TO DO:
Omit all images. Transcribe the rest of the material below exactly.

-- Start of ROWS --

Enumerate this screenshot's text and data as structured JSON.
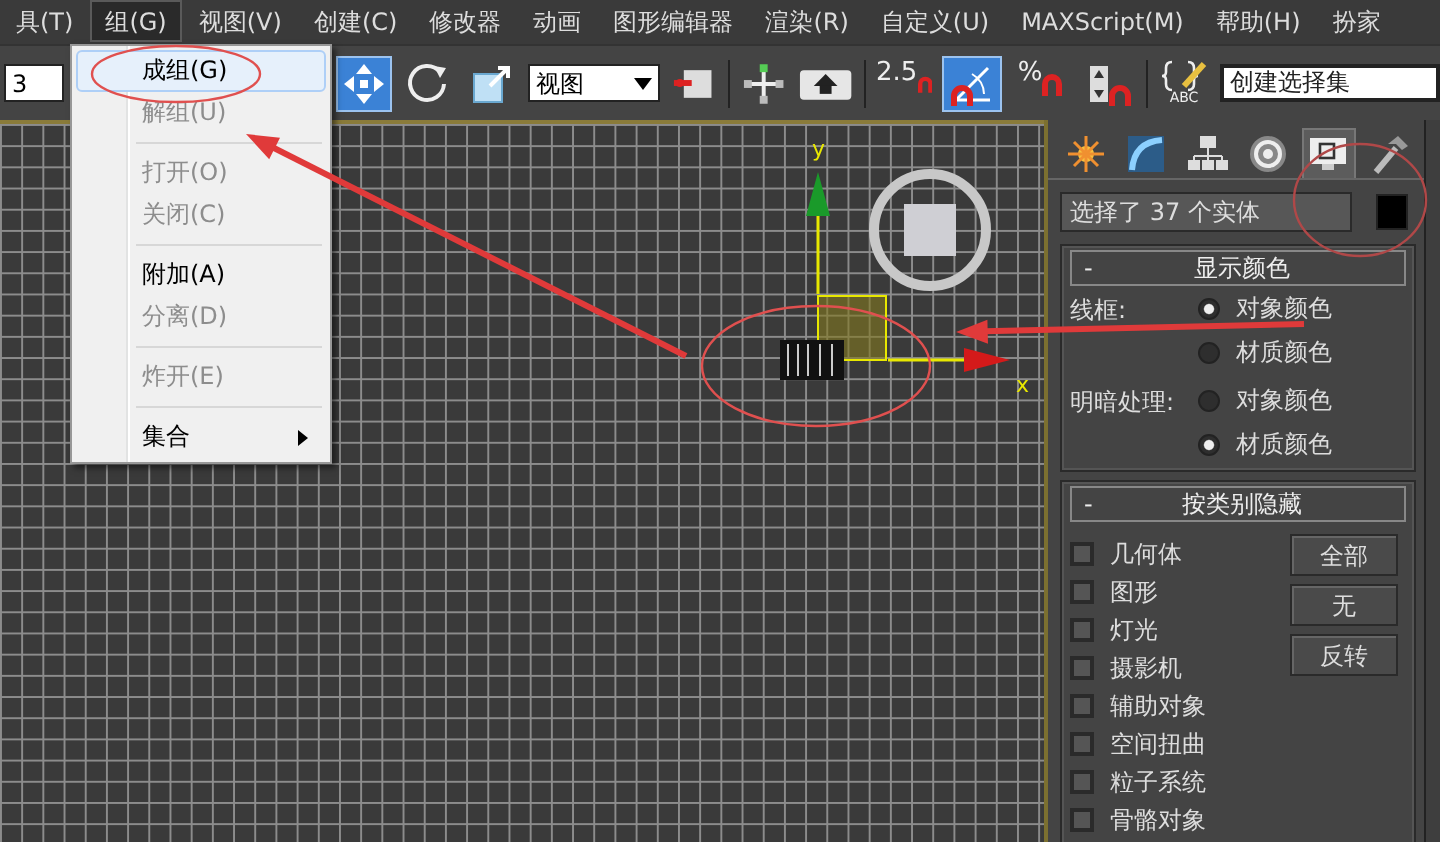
{
  "menubar": [
    {
      "label": "具(T)",
      "selected": false
    },
    {
      "label": "组(G)",
      "selected": true
    },
    {
      "label": "视图(V)",
      "selected": false
    },
    {
      "label": "创建(C)",
      "selected": false
    },
    {
      "label": "修改器",
      "selected": false
    },
    {
      "label": "动画",
      "selected": false
    },
    {
      "label": "图形编辑器",
      "selected": false
    },
    {
      "label": "渲染(R)",
      "selected": false
    },
    {
      "label": "自定义(U)",
      "selected": false
    },
    {
      "label": "MAXScript(M)",
      "selected": false
    },
    {
      "label": "帮助(H)",
      "selected": false
    },
    {
      "label": "扮家",
      "selected": false
    }
  ],
  "toolbar": {
    "filter_dropdown": "3",
    "transform_tools": [
      {
        "selected": true
      },
      {
        "selected": false
      },
      {
        "selected": false
      }
    ],
    "reference_coordinate": "视图",
    "snap_tools": [
      {
        "label": "2.5",
        "selected": false
      },
      {
        "selected": true
      },
      {
        "label": "%",
        "selected": false
      },
      {
        "selected": false
      }
    ],
    "abc_label": "ABC",
    "named_selection_field": "创建选择集"
  },
  "group_menu": {
    "items": [
      {
        "kind": "item",
        "label": "成组(G)",
        "disabled": false,
        "selected": true,
        "submenu": false
      },
      {
        "kind": "item",
        "label": "解组(U)",
        "disabled": true,
        "selected": false,
        "submenu": false
      },
      {
        "kind": "separator"
      },
      {
        "kind": "item",
        "label": "打开(O)",
        "disabled": true,
        "selected": false,
        "submenu": false
      },
      {
        "kind": "item",
        "label": "关闭(C)",
        "disabled": true,
        "selected": false,
        "submenu": false
      },
      {
        "kind": "separator"
      },
      {
        "kind": "item",
        "label": "附加(A)",
        "disabled": false,
        "selected": false,
        "submenu": false
      },
      {
        "kind": "item",
        "label": "分离(D)",
        "disabled": true,
        "selected": false,
        "submenu": false
      },
      {
        "kind": "separator"
      },
      {
        "kind": "item",
        "label": "炸开(E)",
        "disabled": true,
        "selected": false,
        "submenu": false
      },
      {
        "kind": "separator"
      },
      {
        "kind": "item",
        "label": "集合",
        "disabled": false,
        "selected": false,
        "submenu": true
      }
    ]
  },
  "viewport": {
    "y_axis_label": "y",
    "x_axis_label": "x"
  },
  "command_panel": {
    "tabs": [
      {
        "selected": false
      },
      {
        "selected": false
      },
      {
        "selected": false
      },
      {
        "selected": false
      },
      {
        "selected": true
      },
      {
        "selected": false
      }
    ],
    "object_name": "选择了 37 个实体",
    "rollouts": [
      {
        "kind": "radio_groups",
        "collapse_sign": "-",
        "title": "显示颜色",
        "groups": [
          {
            "label": "线框:",
            "options": [
              {
                "label": "对象颜色",
                "selected": true
              },
              {
                "label": "材质颜色",
                "selected": false
              }
            ]
          },
          {
            "label": "明暗处理:",
            "options": [
              {
                "label": "对象颜色",
                "selected": false
              },
              {
                "label": "材质颜色",
                "selected": true
              }
            ]
          }
        ]
      },
      {
        "kind": "checkboxes",
        "collapse_sign": "-",
        "title": "按类别隐藏",
        "checkboxes": [
          {
            "label": "几何体",
            "checked": false
          },
          {
            "label": "图形",
            "checked": false
          },
          {
            "label": "灯光",
            "checked": false
          },
          {
            "label": "摄影机",
            "checked": false
          },
          {
            "label": "辅助对象",
            "checked": false
          },
          {
            "label": "空间扭曲",
            "checked": false
          },
          {
            "label": "粒子系统",
            "checked": false
          },
          {
            "label": "骨骼对象",
            "checked": false
          }
        ],
        "buttons": [
          "全部",
          "无",
          "反转"
        ]
      }
    ]
  }
}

-- End of ROWS --

TASK OUTPUT:
Enumerate this screenshot's text and data as structured JSON.
{
  "menubar": [
    {
      "label": "具(T)",
      "selected": false
    },
    {
      "label": "组(G)",
      "selected": true
    },
    {
      "label": "视图(V)",
      "selected": false
    },
    {
      "label": "创建(C)",
      "selected": false
    },
    {
      "label": "修改器",
      "selected": false
    },
    {
      "label": "动画",
      "selected": false
    },
    {
      "label": "图形编辑器",
      "selected": false
    },
    {
      "label": "渲染(R)",
      "selected": false
    },
    {
      "label": "自定义(U)",
      "selected": false
    },
    {
      "label": "MAXScript(M)",
      "selected": false
    },
    {
      "label": "帮助(H)",
      "selected": false
    },
    {
      "label": "扮家",
      "selected": false
    }
  ],
  "toolbar": {
    "filter_dropdown": "3",
    "transform_tools": [
      {
        "selected": true
      },
      {
        "selected": false
      },
      {
        "selected": false
      }
    ],
    "reference_coordinate": "视图",
    "snap_tools": [
      {
        "label": "2.5",
        "selected": false
      },
      {
        "selected": true
      },
      {
        "label": "%",
        "selected": false
      },
      {
        "selected": false
      }
    ],
    "abc_label": "ABC",
    "named_selection_field": "创建选择集"
  },
  "group_menu": {
    "items": [
      {
        "kind": "item",
        "label": "成组(G)",
        "disabled": false,
        "selected": true,
        "submenu": false
      },
      {
        "kind": "item",
        "label": "解组(U)",
        "disabled": true,
        "selected": false,
        "submenu": false
      },
      {
        "kind": "separator"
      },
      {
        "kind": "item",
        "label": "打开(O)",
        "disabled": true,
        "selected": false,
        "submenu": false
      },
      {
        "kind": "item",
        "label": "关闭(C)",
        "disabled": true,
        "selected": false,
        "submenu": false
      },
      {
        "kind": "separator"
      },
      {
        "kind": "item",
        "label": "附加(A)",
        "disabled": false,
        "selected": false,
        "submenu": false
      },
      {
        "kind": "item",
        "label": "分离(D)",
        "disabled": true,
        "selected": false,
        "submenu": false
      },
      {
        "kind": "separator"
      },
      {
        "kind": "item",
        "label": "炸开(E)",
        "disabled": true,
        "selected": false,
        "submenu": false
      },
      {
        "kind": "separator"
      },
      {
        "kind": "item",
        "label": "集合",
        "disabled": false,
        "selected": false,
        "submenu": true
      }
    ]
  },
  "viewport": {
    "y_axis_label": "y",
    "x_axis_label": "x"
  },
  "command_panel": {
    "tabs": [
      {
        "selected": false
      },
      {
        "selected": false
      },
      {
        "selected": false
      },
      {
        "selected": false
      },
      {
        "selected": true
      },
      {
        "selected": false
      }
    ],
    "object_name": "选择了 37 个实体",
    "rollouts": [
      {
        "kind": "radio_groups",
        "collapse_sign": "-",
        "title": "显示颜色",
        "groups": [
          {
            "label": "线框:",
            "options": [
              {
                "label": "对象颜色",
                "selected": true
              },
              {
                "label": "材质颜色",
                "selected": false
              }
            ]
          },
          {
            "label": "明暗处理:",
            "options": [
              {
                "label": "对象颜色",
                "selected": false
              },
              {
                "label": "材质颜色",
                "selected": true
              }
            ]
          }
        ]
      },
      {
        "kind": "checkboxes",
        "collapse_sign": "-",
        "title": "按类别隐藏",
        "checkboxes": [
          {
            "label": "几何体",
            "checked": false
          },
          {
            "label": "图形",
            "checked": false
          },
          {
            "label": "灯光",
            "checked": false
          },
          {
            "label": "摄影机",
            "checked": false
          },
          {
            "label": "辅助对象",
            "checked": false
          },
          {
            "label": "空间扭曲",
            "checked": false
          },
          {
            "label": "粒子系统",
            "checked": false
          },
          {
            "label": "骨骼对象",
            "checked": false
          }
        ],
        "buttons": [
          "全部",
          "无",
          "反转"
        ]
      }
    ]
  }
}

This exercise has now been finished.